_TASK DESCRIPTION_. Everything in the listing except the pictures should be written out exactly.

_MATERIAL_.
——

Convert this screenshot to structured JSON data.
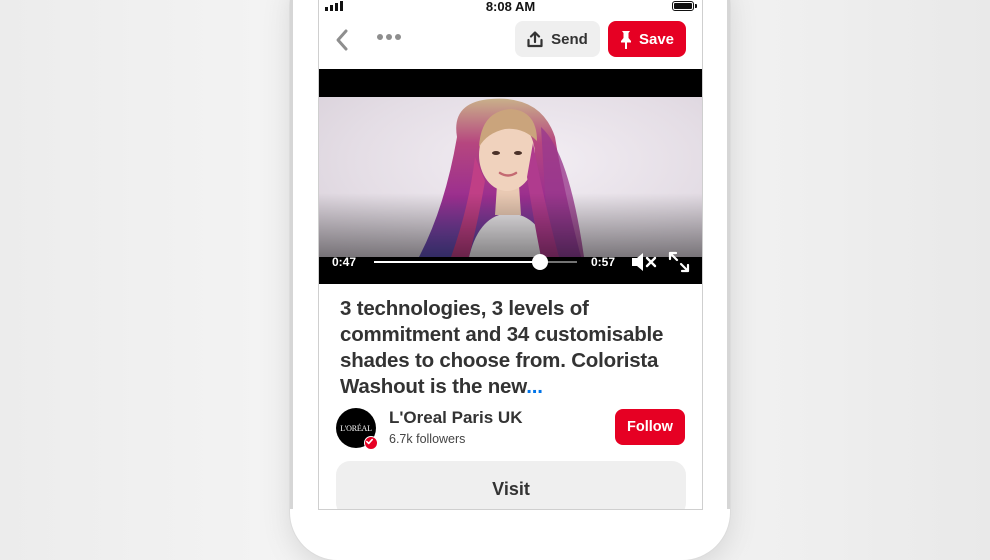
{
  "status_bar": {
    "time": "8:08 AM"
  },
  "top_bar": {
    "send_label": "Send",
    "save_label": "Save"
  },
  "video": {
    "current_time": "0:47",
    "total_time": "0:57",
    "progress_fraction": 0.82,
    "muted": true
  },
  "pin": {
    "description": "3 technologies, 3 levels of commitment and 34 customisable shades to choose from. Colorista Washout is the new",
    "ellipsis": "..."
  },
  "creator": {
    "logo_text": "L'ORÉAL",
    "name": "L'Oreal Paris UK",
    "followers": "6.7k followers",
    "follow_label": "Follow",
    "verified": true
  },
  "visit_label": "Visit",
  "colors": {
    "brand_red": "#e60023",
    "button_gray": "#efefef",
    "link_blue": "#0074e8"
  },
  "icons": [
    "back-chevron-icon",
    "more-dots-icon",
    "share-upload-icon",
    "pushpin-icon",
    "volume-muted-icon",
    "fullscreen-expand-icon",
    "verified-check-icon"
  ]
}
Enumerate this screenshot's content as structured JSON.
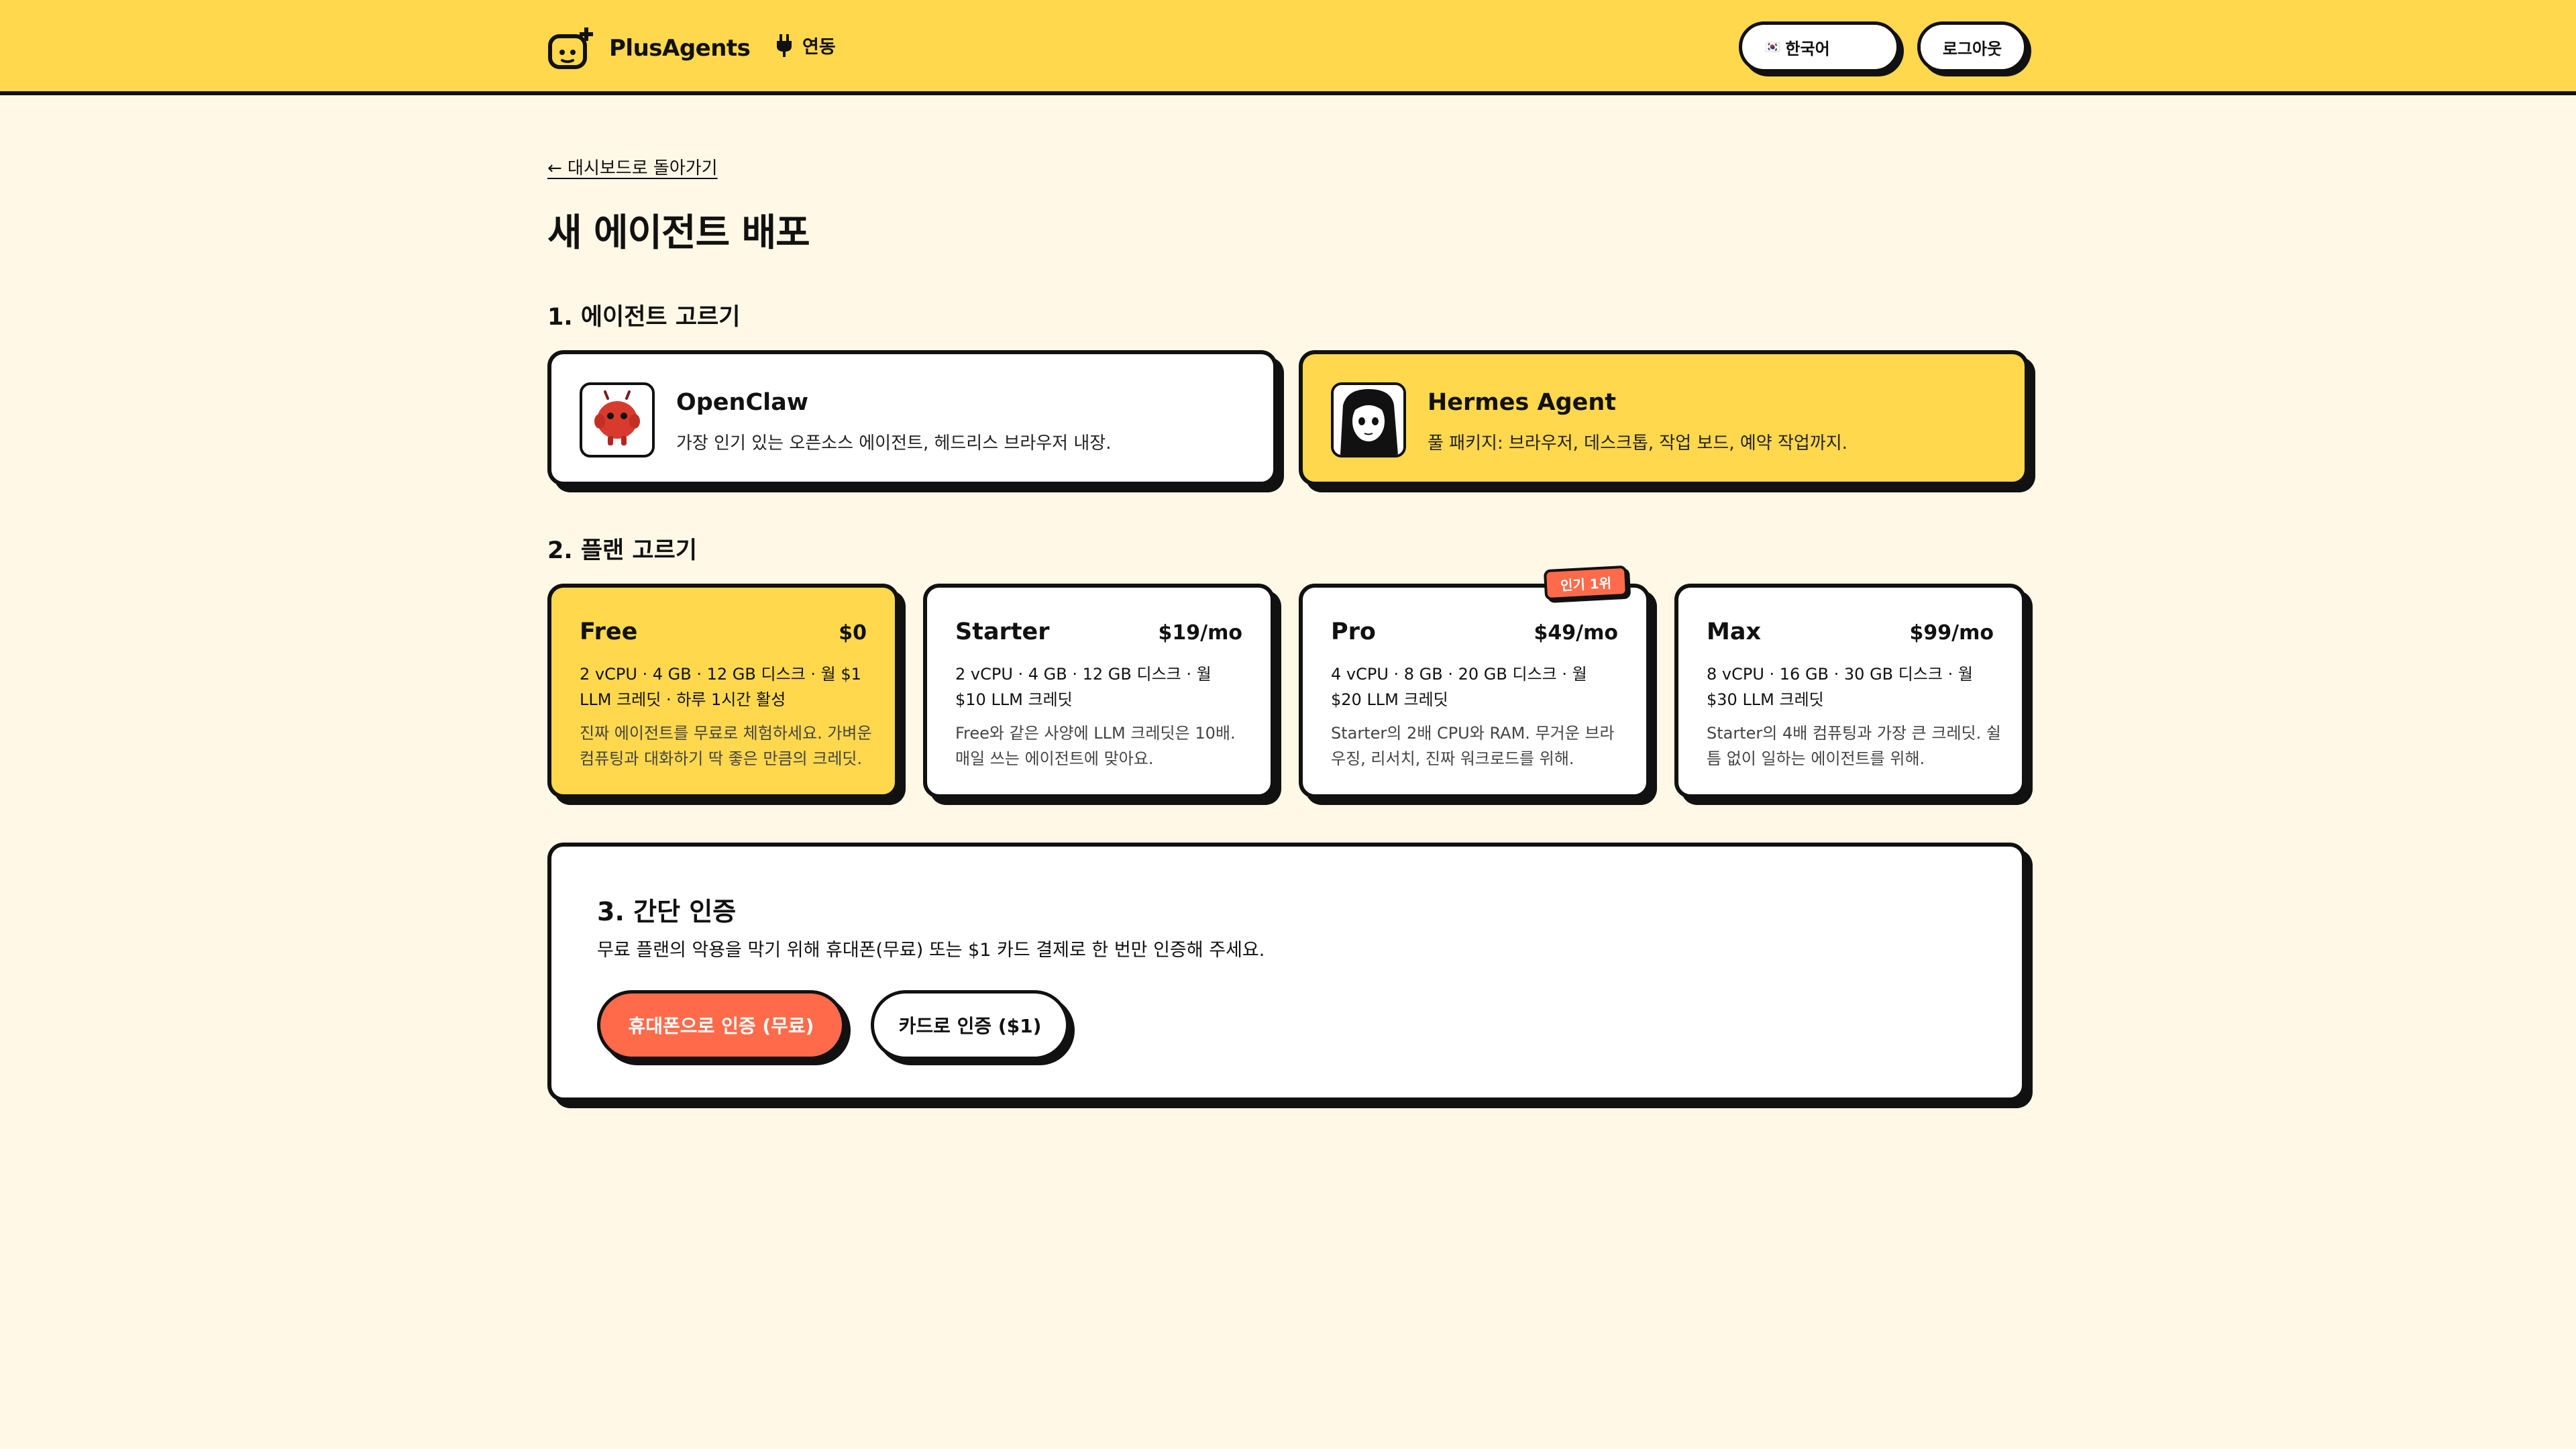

——

_RESULT_.
Convert this screenshot to structured JSON data.
{
  "status_bar": {
    "time": "8:08 AM"
  },
  "top_bar": {
    "send_label": "Send",
    "save_label": "Save"
  },
  "video": {
    "current_time": "0:47",
    "total_time": "0:57",
    "progress_fraction": 0.82,
    "muted": true
  },
  "pin": {
    "description": "3 technologies, 3 levels of commitment and 34 customisable shades to choose from. Colorista Washout is the new",
    "ellipsis": "..."
  },
  "creator": {
    "logo_text": "L'ORÉAL",
    "name": "L'Oreal Paris UK",
    "followers": "6.7k followers",
    "follow_label": "Follow",
    "verified": true
  },
  "visit_label": "Visit",
  "colors": {
    "brand_red": "#e60023",
    "button_gray": "#efefef",
    "link_blue": "#0074e8"
  },
  "icons": [
    "back-chevron-icon",
    "more-dots-icon",
    "share-upload-icon",
    "pushpin-icon",
    "volume-muted-icon",
    "fullscreen-expand-icon",
    "verified-check-icon"
  ]
}
Enumerate this screenshot's content as structured JSON.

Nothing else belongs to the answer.